> _SHORT PROBLEM_
Retype the material that follows, keeping every word as it is.
★ ★ ★ ★
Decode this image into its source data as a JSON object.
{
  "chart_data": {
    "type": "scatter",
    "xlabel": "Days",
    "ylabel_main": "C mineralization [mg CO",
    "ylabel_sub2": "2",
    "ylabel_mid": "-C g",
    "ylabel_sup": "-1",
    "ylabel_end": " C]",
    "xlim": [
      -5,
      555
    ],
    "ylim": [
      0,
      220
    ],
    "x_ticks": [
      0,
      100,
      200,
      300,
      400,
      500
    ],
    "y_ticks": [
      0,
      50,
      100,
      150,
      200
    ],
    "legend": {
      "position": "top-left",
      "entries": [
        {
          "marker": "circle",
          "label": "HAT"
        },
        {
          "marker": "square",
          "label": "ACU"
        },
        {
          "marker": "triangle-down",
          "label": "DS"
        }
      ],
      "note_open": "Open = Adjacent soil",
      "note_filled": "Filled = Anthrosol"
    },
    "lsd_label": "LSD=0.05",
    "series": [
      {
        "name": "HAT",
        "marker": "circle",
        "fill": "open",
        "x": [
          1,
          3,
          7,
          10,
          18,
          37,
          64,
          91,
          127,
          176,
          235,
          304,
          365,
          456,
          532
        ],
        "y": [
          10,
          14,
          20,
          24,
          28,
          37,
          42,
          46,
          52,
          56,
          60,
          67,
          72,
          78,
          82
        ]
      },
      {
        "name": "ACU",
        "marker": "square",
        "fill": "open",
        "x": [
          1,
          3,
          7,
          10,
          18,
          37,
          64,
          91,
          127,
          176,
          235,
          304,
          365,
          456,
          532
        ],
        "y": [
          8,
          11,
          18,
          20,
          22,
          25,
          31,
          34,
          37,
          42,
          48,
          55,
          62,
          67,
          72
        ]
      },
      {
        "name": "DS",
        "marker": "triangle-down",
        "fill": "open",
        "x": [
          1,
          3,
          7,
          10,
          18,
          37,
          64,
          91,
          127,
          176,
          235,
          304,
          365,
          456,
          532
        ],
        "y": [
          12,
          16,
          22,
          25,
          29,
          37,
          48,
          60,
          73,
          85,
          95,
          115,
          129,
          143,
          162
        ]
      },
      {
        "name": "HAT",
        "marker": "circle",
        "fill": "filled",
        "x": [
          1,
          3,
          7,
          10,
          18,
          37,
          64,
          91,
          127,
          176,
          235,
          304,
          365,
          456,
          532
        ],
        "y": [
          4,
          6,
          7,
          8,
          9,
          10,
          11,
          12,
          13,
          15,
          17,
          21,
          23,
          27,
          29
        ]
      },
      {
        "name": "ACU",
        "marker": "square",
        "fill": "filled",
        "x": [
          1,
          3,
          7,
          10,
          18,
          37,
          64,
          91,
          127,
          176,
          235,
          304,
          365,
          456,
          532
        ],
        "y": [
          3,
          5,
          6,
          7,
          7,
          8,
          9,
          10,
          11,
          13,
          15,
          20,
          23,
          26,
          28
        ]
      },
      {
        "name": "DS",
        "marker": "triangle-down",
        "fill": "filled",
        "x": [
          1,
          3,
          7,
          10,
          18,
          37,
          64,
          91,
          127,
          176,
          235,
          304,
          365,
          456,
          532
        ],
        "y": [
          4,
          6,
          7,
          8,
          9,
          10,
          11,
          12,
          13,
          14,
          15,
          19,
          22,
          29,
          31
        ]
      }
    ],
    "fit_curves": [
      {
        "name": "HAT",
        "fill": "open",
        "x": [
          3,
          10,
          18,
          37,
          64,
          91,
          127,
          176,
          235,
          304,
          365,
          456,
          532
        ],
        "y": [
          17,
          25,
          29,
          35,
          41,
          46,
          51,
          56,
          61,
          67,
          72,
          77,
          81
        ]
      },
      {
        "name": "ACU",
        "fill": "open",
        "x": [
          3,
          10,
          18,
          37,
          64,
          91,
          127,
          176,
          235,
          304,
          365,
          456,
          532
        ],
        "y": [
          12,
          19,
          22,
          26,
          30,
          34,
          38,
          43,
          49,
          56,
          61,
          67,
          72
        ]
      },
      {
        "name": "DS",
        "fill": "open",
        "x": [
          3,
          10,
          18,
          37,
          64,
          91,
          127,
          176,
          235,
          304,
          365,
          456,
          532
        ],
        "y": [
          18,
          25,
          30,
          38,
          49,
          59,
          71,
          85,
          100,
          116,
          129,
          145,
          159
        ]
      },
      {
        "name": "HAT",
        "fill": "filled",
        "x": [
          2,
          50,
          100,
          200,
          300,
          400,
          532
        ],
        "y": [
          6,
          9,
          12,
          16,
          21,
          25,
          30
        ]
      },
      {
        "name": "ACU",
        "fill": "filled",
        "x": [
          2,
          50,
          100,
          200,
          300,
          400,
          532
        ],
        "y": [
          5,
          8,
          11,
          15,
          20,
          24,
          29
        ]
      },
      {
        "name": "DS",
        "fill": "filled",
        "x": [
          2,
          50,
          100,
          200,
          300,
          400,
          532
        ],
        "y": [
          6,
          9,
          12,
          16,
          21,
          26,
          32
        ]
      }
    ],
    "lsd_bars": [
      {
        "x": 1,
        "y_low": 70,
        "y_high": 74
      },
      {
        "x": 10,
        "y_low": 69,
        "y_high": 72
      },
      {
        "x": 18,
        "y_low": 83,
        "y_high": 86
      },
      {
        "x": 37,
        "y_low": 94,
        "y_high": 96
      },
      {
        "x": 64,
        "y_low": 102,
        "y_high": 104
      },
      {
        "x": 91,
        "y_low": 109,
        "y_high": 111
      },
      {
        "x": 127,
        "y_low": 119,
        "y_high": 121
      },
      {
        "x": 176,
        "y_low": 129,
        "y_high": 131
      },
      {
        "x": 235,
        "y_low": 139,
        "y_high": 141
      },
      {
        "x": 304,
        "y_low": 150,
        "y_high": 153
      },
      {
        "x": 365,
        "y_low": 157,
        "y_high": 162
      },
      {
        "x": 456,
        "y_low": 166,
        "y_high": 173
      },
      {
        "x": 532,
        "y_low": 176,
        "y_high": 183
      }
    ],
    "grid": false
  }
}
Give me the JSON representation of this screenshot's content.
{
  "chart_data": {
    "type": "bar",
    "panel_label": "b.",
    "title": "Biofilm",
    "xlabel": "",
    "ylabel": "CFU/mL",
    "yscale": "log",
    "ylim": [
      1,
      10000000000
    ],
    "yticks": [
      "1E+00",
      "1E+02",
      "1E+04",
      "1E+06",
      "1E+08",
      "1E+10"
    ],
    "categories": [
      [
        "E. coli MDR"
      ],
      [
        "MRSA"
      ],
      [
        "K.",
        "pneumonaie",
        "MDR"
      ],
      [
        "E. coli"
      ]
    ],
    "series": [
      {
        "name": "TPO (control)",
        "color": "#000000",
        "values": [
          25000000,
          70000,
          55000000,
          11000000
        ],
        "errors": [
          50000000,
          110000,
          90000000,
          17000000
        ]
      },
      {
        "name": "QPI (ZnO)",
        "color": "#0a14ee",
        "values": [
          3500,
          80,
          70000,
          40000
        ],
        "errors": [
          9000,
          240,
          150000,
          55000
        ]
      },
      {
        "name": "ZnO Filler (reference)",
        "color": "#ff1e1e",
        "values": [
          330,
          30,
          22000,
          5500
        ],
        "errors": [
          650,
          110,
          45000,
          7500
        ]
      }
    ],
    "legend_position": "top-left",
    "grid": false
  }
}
★ ★ ★ ★
> _THE RESPONSE_
Decode this image into its source data as a JSON object.
{
  "chart_data": {
    "type": "scatter",
    "xlabel": "Days",
    "ylabel_main": "C mineralization [mg CO",
    "ylabel_sub2": "2",
    "ylabel_mid": "-C g",
    "ylabel_sup": "-1",
    "ylabel_end": " C]",
    "xlim": [
      -5,
      555
    ],
    "ylim": [
      0,
      220
    ],
    "x_ticks": [
      0,
      100,
      200,
      300,
      400,
      500
    ],
    "y_ticks": [
      0,
      50,
      100,
      150,
      200
    ],
    "legend": {
      "position": "top-left",
      "entries": [
        {
          "marker": "circle",
          "label": "HAT"
        },
        {
          "marker": "square",
          "label": "ACU"
        },
        {
          "marker": "triangle-down",
          "label": "DS"
        }
      ],
      "note_open": "Open = Adjacent soil",
      "note_filled": "Filled = Anthrosol"
    },
    "lsd_label": "LSD=0.05",
    "series": [
      {
        "name": "HAT",
        "marker": "circle",
        "fill": "open",
        "x": [
          1,
          3,
          7,
          10,
          18,
          37,
          64,
          91,
          127,
          176,
          235,
          304,
          365,
          456,
          532
        ],
        "y": [
          10,
          14,
          20,
          24,
          28,
          37,
          42,
          46,
          52,
          56,
          60,
          67,
          72,
          78,
          82
        ]
      },
      {
        "name": "ACU",
        "marker": "square",
        "fill": "open",
        "x": [
          1,
          3,
          7,
          10,
          18,
          37,
          64,
          91,
          127,
          176,
          235,
          304,
          365,
          456,
          532
        ],
        "y": [
          8,
          11,
          18,
          20,
          22,
          25,
          31,
          34,
          37,
          42,
          48,
          55,
          62,
          67,
          72
        ]
      },
      {
        "name": "DS",
        "marker": "triangle-down",
        "fill": "open",
        "x": [
          1,
          3,
          7,
          10,
          18,
          37,
          64,
          91,
          127,
          176,
          235,
          304,
          365,
          456,
          532
        ],
        "y": [
          12,
          16,
          22,
          25,
          29,
          37,
          48,
          60,
          73,
          85,
          95,
          115,
          129,
          143,
          162
        ]
      },
      {
        "name": "HAT",
        "marker": "circle",
        "fill": "filled",
        "x": [
          1,
          3,
          7,
          10,
          18,
          37,
          64,
          91,
          127,
          176,
          235,
          304,
          365,
          456,
          532
        ],
        "y": [
          4,
          6,
          7,
          8,
          9,
          10,
          11,
          12,
          13,
          15,
          17,
          21,
          23,
          27,
          29
        ]
      },
      {
        "name": "ACU",
        "marker": "square",
        "fill": "filled",
        "x": [
          1,
          3,
          7,
          10,
          18,
          37,
          64,
          91,
          127,
          176,
          235,
          304,
          365,
          456,
          532
        ],
        "y": [
          3,
          5,
          6,
          7,
          7,
          8,
          9,
          10,
          11,
          13,
          15,
          20,
          23,
          26,
          28
        ]
      },
      {
        "name": "DS",
        "marker": "triangle-down",
        "fill": "filled",
        "x": [
          1,
          3,
          7,
          10,
          18,
          37,
          64,
          91,
          127,
          176,
          235,
          304,
          365,
          456,
          532
        ],
        "y": [
          4,
          6,
          7,
          8,
          9,
          10,
          11,
          12,
          13,
          14,
          15,
          19,
          22,
          29,
          31
        ]
      }
    ],
    "fit_curves": [
      {
        "name": "HAT",
        "fill": "open",
        "x": [
          3,
          10,
          18,
          37,
          64,
          91,
          127,
          176,
          235,
          304,
          365,
          456,
          532
        ],
        "y": [
          17,
          25,
          29,
          35,
          41,
          46,
          51,
          56,
          61,
          67,
          72,
          77,
          81
        ]
      },
      {
        "name": "ACU",
        "fill": "open",
        "x": [
          3,
          10,
          18,
          37,
          64,
          91,
          127,
          176,
          235,
          304,
          365,
          456,
          532
        ],
        "y": [
          12,
          19,
          22,
          26,
          30,
          34,
          38,
          43,
          49,
          56,
          61,
          67,
          72
        ]
      },
      {
        "name": "DS",
        "fill": "open",
        "x": [
          3,
          10,
          18,
          37,
          64,
          91,
          127,
          176,
          235,
          304,
          365,
          456,
          532
        ],
        "y": [
          18,
          25,
          30,
          38,
          49,
          59,
          71,
          85,
          100,
          116,
          129,
          145,
          159
        ]
      },
      {
        "name": "HAT",
        "fill": "filled",
        "x": [
          2,
          50,
          100,
          200,
          300,
          400,
          532
        ],
        "y": [
          6,
          9,
          12,
          16,
          21,
          25,
          30
        ]
      },
      {
        "name": "ACU",
        "fill": "filled",
        "x": [
          2,
          50,
          100,
          200,
          300,
          400,
          532
        ],
        "y": [
          5,
          8,
          11,
          15,
          20,
          24,
          29
        ]
      },
      {
        "name": "DS",
        "fill": "filled",
        "x": [
          2,
          50,
          100,
          200,
          300,
          400,
          532
        ],
        "y": [
          6,
          9,
          12,
          16,
          21,
          26,
          32
        ]
      }
    ],
    "lsd_bars": [
      {
        "x": 1,
        "y_low": 70,
        "y_high": 74
      },
      {
        "x": 10,
        "y_low": 69,
        "y_high": 72
      },
      {
        "x": 18,
        "y_low": 83,
        "y_high": 86
      },
      {
        "x": 37,
        "y_low": 94,
        "y_high": 96
      },
      {
        "x": 64,
        "y_low": 102,
        "y_high": 104
      },
      {
        "x": 91,
        "y_low": 109,
        "y_high": 111
      },
      {
        "x": 127,
        "y_low": 119,
        "y_high": 121
      },
      {
        "x": 176,
        "y_low": 129,
        "y_high": 131
      },
      {
        "x": 235,
        "y_low": 139,
        "y_high": 141
      },
      {
        "x": 304,
        "y_low": 150,
        "y_high": 153
      },
      {
        "x": 365,
        "y_low": 157,
        "y_high": 162
      },
      {
        "x": 456,
        "y_low": 166,
        "y_high": 173
      },
      {
        "x": 532,
        "y_low": 176,
        "y_high": 183
      }
    ],
    "grid": false
  }
}
Give me the JSON representation of this screenshot's content.
{
  "chart_data": {
    "type": "bar",
    "panel_label": "b.",
    "title": "Biofilm",
    "xlabel": "",
    "ylabel": "CFU/mL",
    "yscale": "log",
    "ylim": [
      1,
      10000000000
    ],
    "yticks": [
      "1E+00",
      "1E+02",
      "1E+04",
      "1E+06",
      "1E+08",
      "1E+10"
    ],
    "categories": [
      [
        "E. coli MDR"
      ],
      [
        "MRSA"
      ],
      [
        "K.",
        "pneumonaie",
        "MDR"
      ],
      [
        "E. coli"
      ]
    ],
    "series": [
      {
        "name": "TPO (control)",
        "color": "#000000",
        "values": [
          25000000,
          70000,
          55000000,
          11000000
        ],
        "errors": [
          50000000,
          110000,
          90000000,
          17000000
        ]
      },
      {
        "name": "QPI (ZnO)",
        "color": "#0a14ee",
        "values": [
          3500,
          80,
          70000,
          40000
        ],
        "errors": [
          9000,
          240,
          150000,
          55000
        ]
      },
      {
        "name": "ZnO Filler (reference)",
        "color": "#ff1e1e",
        "values": [
          330,
          30,
          22000,
          5500
        ],
        "errors": [
          650,
          110,
          45000,
          7500
        ]
      }
    ],
    "legend_position": "top-left",
    "grid": false
  }
}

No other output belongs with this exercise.